### EXERCISE TASKS:
**a.** According to the article on discretionary trust distributions, what organization created the Motivational Values cards?
**b.** Reproduce the part of the article on discretionary trust distributions that begins at the words "Here is the" and stops after "as a beneficiary.", substituting "Explaining" for "Conveying".

### PASSAGE TO READ:
+-------+
A Letter to My Trustees: Using Values to Influence Discretionary Trust Distributions

December 03, 2024
  • Capital Partners
Senior Wealth Planner Nicole Jackson Leslie explores how a donor can guide a trustee, even after a trust has been created, to help ensure the trust is used to support and perpetuate a family’s core values for generations to come.

Tax-driven estate planning is too often divorced from the purposes of intergenerational wealth. While lifetime gifting to irrevocable trusts offers many benefits, including reducing gift and estate taxes and increasing creditor protection, the long-term purposes of the assets being gifted ought to be considered at the same time. How the donor (that is, the creator of the trust) wants the trust assets distributed – when, how much, and for what purpose – is a complicated set of questions that requires significant reflection.

Most modern-day irrevocable trusts provide a purely discretionary distribution standard, meaning that the trustee has the discretion to distribute any amount at any time to any beneficiary so long as the trustee deems such distribution to be advisable after considering their fiduciary duties. This standard is preferred by many estate planners and professional advisors because it provides significant flexibility, allowing the trustee to react appropriately to future unforeseen circumstances while maintaining the creditor protection so many donors desire.

Discretionary trusts, however, allow donors to postpone thinking about the purposes of the trust. Once the trust is drafted, signed, and funded, donors are often ready to take a break from estate planning, rather than doing the hard work of reflecting on their values and how they might envision the future use of the trust assets.

Here is the good news: If you set up a discretionary trust and would like to share your intentions for the trust and its beneficiaries, it’s not too late! In this article, we explore how you can guide a trustee, even after the trust has been created, to help ensure the administration of your trust is rooted in purpose.

Articulate your values

There are numerous tax and financial benefits to putting assets in an irrevocable trust, but being able to articulate the values that motivated you to create the trust in the first place is just as important. Conveying the purpose – the why – behind a trust helps future generations understand the planning and thinking of those who came before them and will help them make informed decisions when dealing with the trust as a beneficiary.

As BBH Senior Advisor Ellen Perry writes in “A Wealth of Possibilities: Navigating Family, Money, and Legacy”: “Strong, healthy families generally have well-defined, clearly articulated, life-affirming values. In such families, values are discussed openly, lived enthusiastically, constitute the organizing principle of family life, and define the nature and quality of many family relationships.”

There are several tools that can be useful in thinking about values, such as the Motivational ValuesTM cards created by 21/64, a nonprofit consulting practice specializing in next generation and multigenerational engagement in philanthropy and family enterprise. This tool can be a useful first step in helping donors articulate and prioritize their core values that influenced the creation of the trust and should guide trustees as they make distribution decisions. For example, if entrepreneurship is a core value, an appropriate use of the trust assets might be providing a loan or seed capital to help a beneficiary launch or grow a business. If self-reliance is a core value, then perhaps the trust should not provide for distributions that would replace income for a beneficiary who is otherwise able to support themselves.
+-------+
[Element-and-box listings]
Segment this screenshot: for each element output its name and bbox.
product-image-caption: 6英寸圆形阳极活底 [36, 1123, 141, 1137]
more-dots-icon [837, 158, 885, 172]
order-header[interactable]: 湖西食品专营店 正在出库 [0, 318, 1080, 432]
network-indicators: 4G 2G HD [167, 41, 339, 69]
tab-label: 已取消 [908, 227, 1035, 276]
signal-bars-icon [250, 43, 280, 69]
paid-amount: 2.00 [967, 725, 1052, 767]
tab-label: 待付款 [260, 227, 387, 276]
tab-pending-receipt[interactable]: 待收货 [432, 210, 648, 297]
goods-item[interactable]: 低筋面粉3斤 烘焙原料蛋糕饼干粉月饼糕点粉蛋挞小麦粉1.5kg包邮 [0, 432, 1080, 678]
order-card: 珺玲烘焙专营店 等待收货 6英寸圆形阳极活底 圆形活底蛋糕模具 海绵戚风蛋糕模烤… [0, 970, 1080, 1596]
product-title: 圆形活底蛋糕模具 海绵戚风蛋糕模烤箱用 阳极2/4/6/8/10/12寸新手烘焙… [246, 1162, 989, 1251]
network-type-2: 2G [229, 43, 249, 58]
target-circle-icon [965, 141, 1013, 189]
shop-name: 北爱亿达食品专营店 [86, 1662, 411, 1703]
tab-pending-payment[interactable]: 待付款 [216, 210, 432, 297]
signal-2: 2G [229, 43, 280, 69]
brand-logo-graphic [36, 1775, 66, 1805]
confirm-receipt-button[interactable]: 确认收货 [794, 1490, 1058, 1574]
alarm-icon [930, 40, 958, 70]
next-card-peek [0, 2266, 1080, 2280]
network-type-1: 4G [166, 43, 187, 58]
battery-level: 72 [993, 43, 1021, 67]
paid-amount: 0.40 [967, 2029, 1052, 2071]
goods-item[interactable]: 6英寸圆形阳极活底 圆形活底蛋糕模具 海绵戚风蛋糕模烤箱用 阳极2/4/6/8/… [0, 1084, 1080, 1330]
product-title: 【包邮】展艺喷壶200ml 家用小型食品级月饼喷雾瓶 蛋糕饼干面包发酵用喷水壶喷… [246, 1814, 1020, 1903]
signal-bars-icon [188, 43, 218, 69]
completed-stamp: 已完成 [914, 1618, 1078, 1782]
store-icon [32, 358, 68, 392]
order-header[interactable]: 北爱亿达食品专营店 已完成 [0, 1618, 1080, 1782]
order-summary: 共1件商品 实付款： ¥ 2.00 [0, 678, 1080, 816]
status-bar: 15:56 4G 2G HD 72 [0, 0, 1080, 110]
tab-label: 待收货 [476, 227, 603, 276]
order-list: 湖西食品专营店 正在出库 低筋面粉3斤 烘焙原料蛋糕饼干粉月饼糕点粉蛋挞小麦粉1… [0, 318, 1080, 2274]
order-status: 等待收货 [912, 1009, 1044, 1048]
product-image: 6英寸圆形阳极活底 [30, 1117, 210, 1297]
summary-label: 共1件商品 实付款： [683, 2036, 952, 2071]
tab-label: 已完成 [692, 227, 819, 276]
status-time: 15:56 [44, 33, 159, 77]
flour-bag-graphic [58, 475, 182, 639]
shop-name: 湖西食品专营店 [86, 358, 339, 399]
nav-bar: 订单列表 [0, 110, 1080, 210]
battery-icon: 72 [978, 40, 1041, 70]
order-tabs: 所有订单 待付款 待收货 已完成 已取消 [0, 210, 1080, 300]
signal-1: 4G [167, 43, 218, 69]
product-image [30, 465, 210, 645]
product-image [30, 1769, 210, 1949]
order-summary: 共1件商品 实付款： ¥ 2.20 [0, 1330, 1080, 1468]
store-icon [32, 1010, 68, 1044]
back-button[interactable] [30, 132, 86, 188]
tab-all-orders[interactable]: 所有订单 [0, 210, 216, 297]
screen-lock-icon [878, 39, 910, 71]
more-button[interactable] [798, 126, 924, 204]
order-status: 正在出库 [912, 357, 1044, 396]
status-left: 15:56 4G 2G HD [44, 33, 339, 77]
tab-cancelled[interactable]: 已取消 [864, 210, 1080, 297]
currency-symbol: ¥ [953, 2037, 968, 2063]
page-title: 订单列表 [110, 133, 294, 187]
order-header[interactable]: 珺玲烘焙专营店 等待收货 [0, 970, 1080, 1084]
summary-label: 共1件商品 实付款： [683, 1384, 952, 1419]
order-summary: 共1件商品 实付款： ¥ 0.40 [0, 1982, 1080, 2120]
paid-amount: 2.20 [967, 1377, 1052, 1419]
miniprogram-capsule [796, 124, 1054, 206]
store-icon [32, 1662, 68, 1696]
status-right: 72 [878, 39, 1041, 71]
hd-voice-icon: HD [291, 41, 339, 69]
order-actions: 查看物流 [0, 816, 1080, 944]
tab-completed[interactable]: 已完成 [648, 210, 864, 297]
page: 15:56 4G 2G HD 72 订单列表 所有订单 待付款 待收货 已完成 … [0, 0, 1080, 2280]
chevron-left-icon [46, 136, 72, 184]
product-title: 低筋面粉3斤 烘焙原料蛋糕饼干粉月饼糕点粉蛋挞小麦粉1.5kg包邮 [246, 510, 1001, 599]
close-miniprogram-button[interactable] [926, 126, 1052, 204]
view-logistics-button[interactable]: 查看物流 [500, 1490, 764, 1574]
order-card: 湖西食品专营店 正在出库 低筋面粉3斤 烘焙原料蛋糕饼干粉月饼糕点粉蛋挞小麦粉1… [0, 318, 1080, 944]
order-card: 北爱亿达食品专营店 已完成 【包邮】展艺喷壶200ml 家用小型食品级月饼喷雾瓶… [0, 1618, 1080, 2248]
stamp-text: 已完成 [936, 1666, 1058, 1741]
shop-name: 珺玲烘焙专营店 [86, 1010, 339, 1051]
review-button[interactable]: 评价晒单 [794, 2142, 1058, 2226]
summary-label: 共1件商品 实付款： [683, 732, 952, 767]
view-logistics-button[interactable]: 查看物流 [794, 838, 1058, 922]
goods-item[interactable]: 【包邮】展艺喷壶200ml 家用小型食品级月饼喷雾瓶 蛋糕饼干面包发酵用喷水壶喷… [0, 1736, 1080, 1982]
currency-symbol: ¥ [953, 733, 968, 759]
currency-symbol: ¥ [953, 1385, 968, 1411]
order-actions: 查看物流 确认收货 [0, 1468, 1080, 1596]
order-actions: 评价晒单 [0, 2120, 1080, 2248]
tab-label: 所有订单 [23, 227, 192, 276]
+-------+
### FULL SOLUTIONS:
**a.** 21/64, a nonprofit consulting practice, created them.

**b.**
Here is the good news: If you set up a discretionary trust and would like to share your intentions for the trust and its beneficiaries, it’s not too late! In this article, we explore how you can guide a trustee, even after the trust has been created, to help ensure the administration of your trust is rooted in purpose.

Articulate your values

There are numerous tax and financial benefits to putting assets in an irrevocable trust, but being able to articulate the values that motivated you to create the trust in the first place is just as important. Explaining the purpose – the why – behind a trust helps future generations understand the planning and thinking of those who came before them and will help them make informed decisions when dealing with the trust as a beneficiary.